Aim of the exercise -> Output every entry exactly as written, but omit the pictures.

Listed entries ->
begin

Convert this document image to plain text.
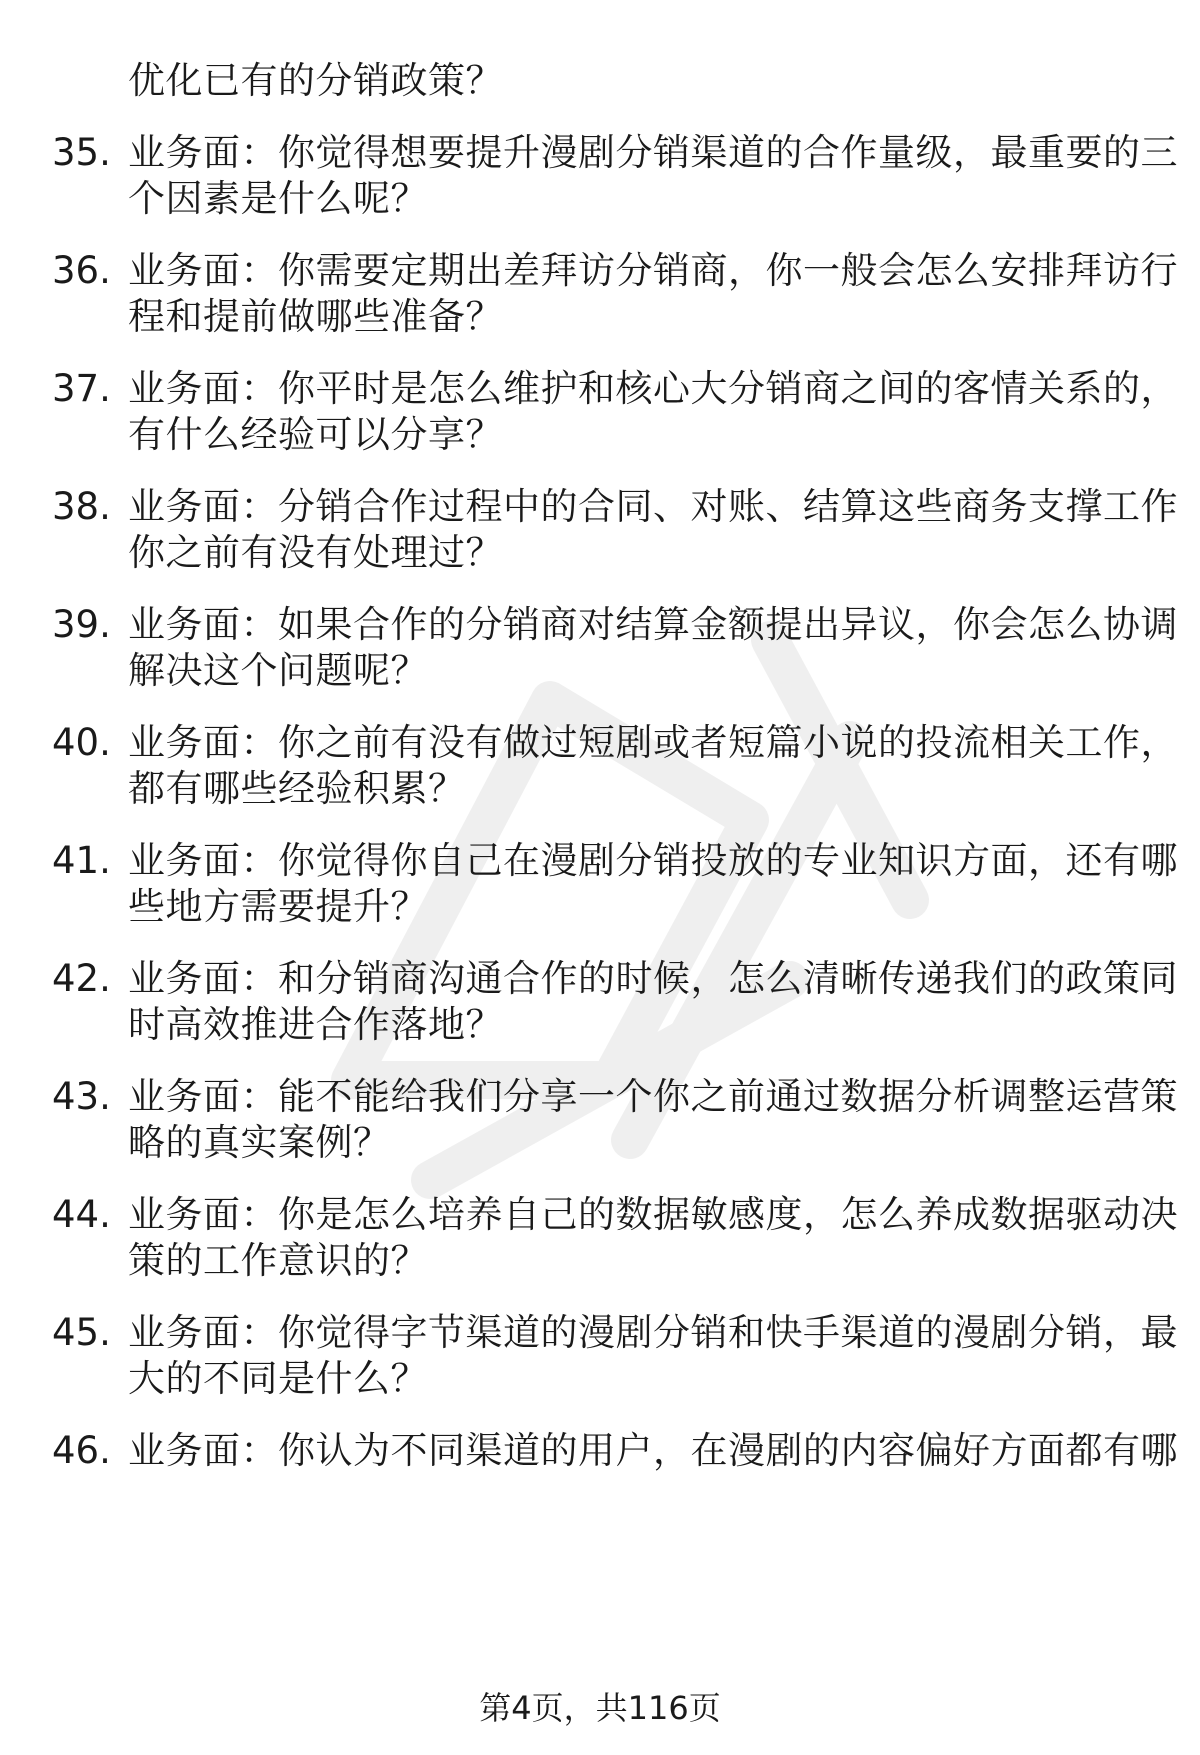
优化已有的分销政策？
35. 业务面：你觉得想要提升漫剧分销渠道的合作量级，最重要的三
个因素是什么呢？
36. 业务面：你需要定期出差拜访分销商，你一般会怎么安排拜访行
程和提前做哪些准备？
37. 业务面：你平时是怎么维护和核心大分销商之间的客情关系的，
有什么经验可以分享？
38. 业务面：分销合作过程中的合同、对账、结算这些商务支撑工作
你之前有没有处理过？
39. 业务面：如果合作的分销商对结算金额提出异议，你会怎么协调
解决这个问题呢？
40. 业务面：你之前有没有做过短剧或者短篇小说的投流相关工作，
都有哪些经验积累？
41. 业务面：你觉得你自己在漫剧分销投放的专业知识方面，还有哪
些地方需要提升？
42. 业务面：和分销商沟通合作的时候，怎么清晰传递我们的政策同
时高效推进合作落地？
43. 业务面：能不能给我们分享一个你之前通过数据分析调整运营策
略的真实案例？
44. 业务面：你是怎么培养自己的数据敏感度，怎么养成数据驱动决
策的工作意识的？
45. 业务面：你觉得字节渠道的漫剧分销和快手渠道的漫剧分销，最
大的不同是什么？
46. 业务面：你认为不同渠道的用户，在漫剧的内容偏好方面都有哪
第4页，共116页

end

Exercise answer ->
Convert this document image to plain text.
优化已有的分销政策？
35. 业务面：你觉得想要提升漫剧分销渠道的合作量级，最重要的三
个因素是什么呢？
36. 业务面：你需要定期出差拜访分销商，你一般会怎么安排拜访行
程和提前做哪些准备？
37. 业务面：你平时是怎么维护和核心大分销商之间的客情关系的，
有什么经验可以分享？
38. 业务面：分销合作过程中的合同、对账、结算这些商务支撑工作
你之前有没有处理过？
39. 业务面：如果合作的分销商对结算金额提出异议，你会怎么协调
解决这个问题呢？
40. 业务面：你之前有没有做过短剧或者短篇小说的投流相关工作，
都有哪些经验积累？
41. 业务面：你觉得你自己在漫剧分销投放的专业知识方面，还有哪
些地方需要提升？
42. 业务面：和分销商沟通合作的时候，怎么清晰传递我们的政策同
时高效推进合作落地？
43. 业务面：能不能给我们分享一个你之前通过数据分析调整运营策
略的真实案例？
44. 业务面：你是怎么培养自己的数据敏感度，怎么养成数据驱动决
策的工作意识的？
45. 业务面：你觉得字节渠道的漫剧分销和快手渠道的漫剧分销，最
大的不同是什么？
46. 业务面：你认为不同渠道的用户，在漫剧的内容偏好方面都有哪
第4页，共116页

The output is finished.